= What is required =
Word for word, print each line of the listing below; pictures stay out.

--- Records for this exercise ---

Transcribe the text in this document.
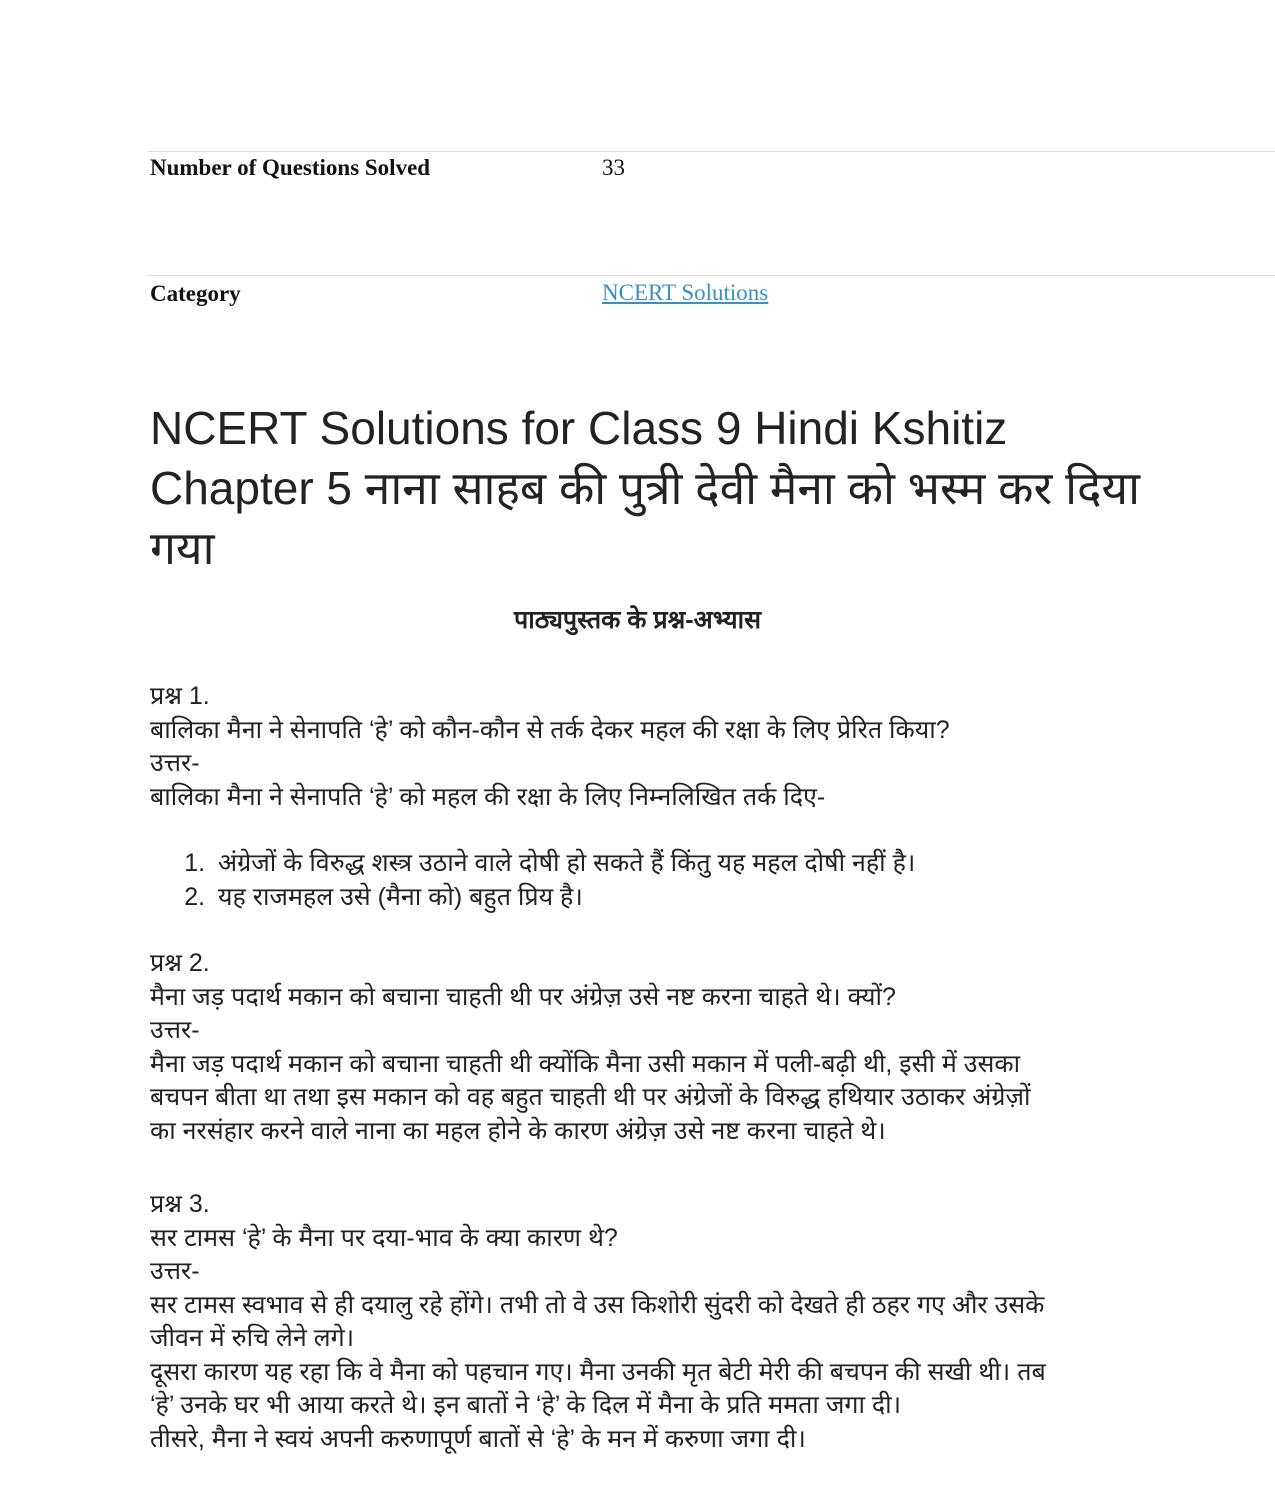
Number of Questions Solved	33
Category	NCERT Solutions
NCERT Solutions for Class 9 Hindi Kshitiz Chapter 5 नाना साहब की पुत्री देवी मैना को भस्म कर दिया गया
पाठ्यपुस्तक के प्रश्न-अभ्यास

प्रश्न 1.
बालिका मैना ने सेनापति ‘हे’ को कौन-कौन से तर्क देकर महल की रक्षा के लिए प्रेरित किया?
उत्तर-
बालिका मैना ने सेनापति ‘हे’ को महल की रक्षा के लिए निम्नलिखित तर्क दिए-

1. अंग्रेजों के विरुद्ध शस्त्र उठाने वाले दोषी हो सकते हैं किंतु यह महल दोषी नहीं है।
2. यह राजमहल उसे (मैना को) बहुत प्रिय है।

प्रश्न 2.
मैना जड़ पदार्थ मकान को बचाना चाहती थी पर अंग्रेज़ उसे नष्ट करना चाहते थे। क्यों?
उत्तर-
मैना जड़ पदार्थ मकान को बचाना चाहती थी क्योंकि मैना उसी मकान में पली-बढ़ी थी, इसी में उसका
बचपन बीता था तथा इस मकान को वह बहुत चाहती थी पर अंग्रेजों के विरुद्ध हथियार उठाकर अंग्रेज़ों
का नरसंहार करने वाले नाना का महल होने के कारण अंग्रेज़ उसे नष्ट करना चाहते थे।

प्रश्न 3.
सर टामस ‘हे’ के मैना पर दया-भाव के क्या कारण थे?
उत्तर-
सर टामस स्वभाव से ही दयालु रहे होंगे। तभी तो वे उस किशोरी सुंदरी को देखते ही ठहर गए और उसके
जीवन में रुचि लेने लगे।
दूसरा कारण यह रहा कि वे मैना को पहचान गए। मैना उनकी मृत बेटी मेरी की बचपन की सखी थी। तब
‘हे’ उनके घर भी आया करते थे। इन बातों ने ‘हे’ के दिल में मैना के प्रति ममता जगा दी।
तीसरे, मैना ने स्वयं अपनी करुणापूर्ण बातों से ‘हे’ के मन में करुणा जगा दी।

---

= Final answer =
Transcribe the text in this document.
Number of Questions Solved	33
Category	NCERT Solutions
NCERT Solutions for Class 9 Hindi Kshitiz Chapter 5 नाना साहब की पुत्री देवी मैना को भस्म कर दिया गया
पाठ्यपुस्तक के प्रश्न-अभ्यास

प्रश्न 1.
बालिका मैना ने सेनापति ‘हे’ को कौन-कौन से तर्क देकर महल की रक्षा के लिए प्रेरित किया?
उत्तर-
बालिका मैना ने सेनापति ‘हे’ को महल की रक्षा के लिए निम्नलिखित तर्क दिए-

1. अंग्रेजों के विरुद्ध शस्त्र उठाने वाले दोषी हो सकते हैं किंतु यह महल दोषी नहीं है।
2. यह राजमहल उसे (मैना को) बहुत प्रिय है।

प्रश्न 2.
मैना जड़ पदार्थ मकान को बचाना चाहती थी पर अंग्रेज़ उसे नष्ट करना चाहते थे। क्यों?
उत्तर-
मैना जड़ पदार्थ मकान को बचाना चाहती थी क्योंकि मैना उसी मकान में पली-बढ़ी थी, इसी में उसका
बचपन बीता था तथा इस मकान को वह बहुत चाहती थी पर अंग्रेजों के विरुद्ध हथियार उठाकर अंग्रेज़ों
का नरसंहार करने वाले नाना का महल होने के कारण अंग्रेज़ उसे नष्ट करना चाहते थे।

प्रश्न 3.
सर टामस ‘हे’ के मैना पर दया-भाव के क्या कारण थे?
उत्तर-
सर टामस स्वभाव से ही दयालु रहे होंगे। तभी तो वे उस किशोरी सुंदरी को देखते ही ठहर गए और उसके
जीवन में रुचि लेने लगे।
दूसरा कारण यह रहा कि वे मैना को पहचान गए। मैना उनकी मृत बेटी मेरी की बचपन की सखी थी। तब
‘हे’ उनके घर भी आया करते थे। इन बातों ने ‘हे’ के दिल में मैना के प्रति ममता जगा दी।
तीसरे, मैना ने स्वयं अपनी करुणापूर्ण बातों से ‘हे’ के मन में करुणा जगा दी।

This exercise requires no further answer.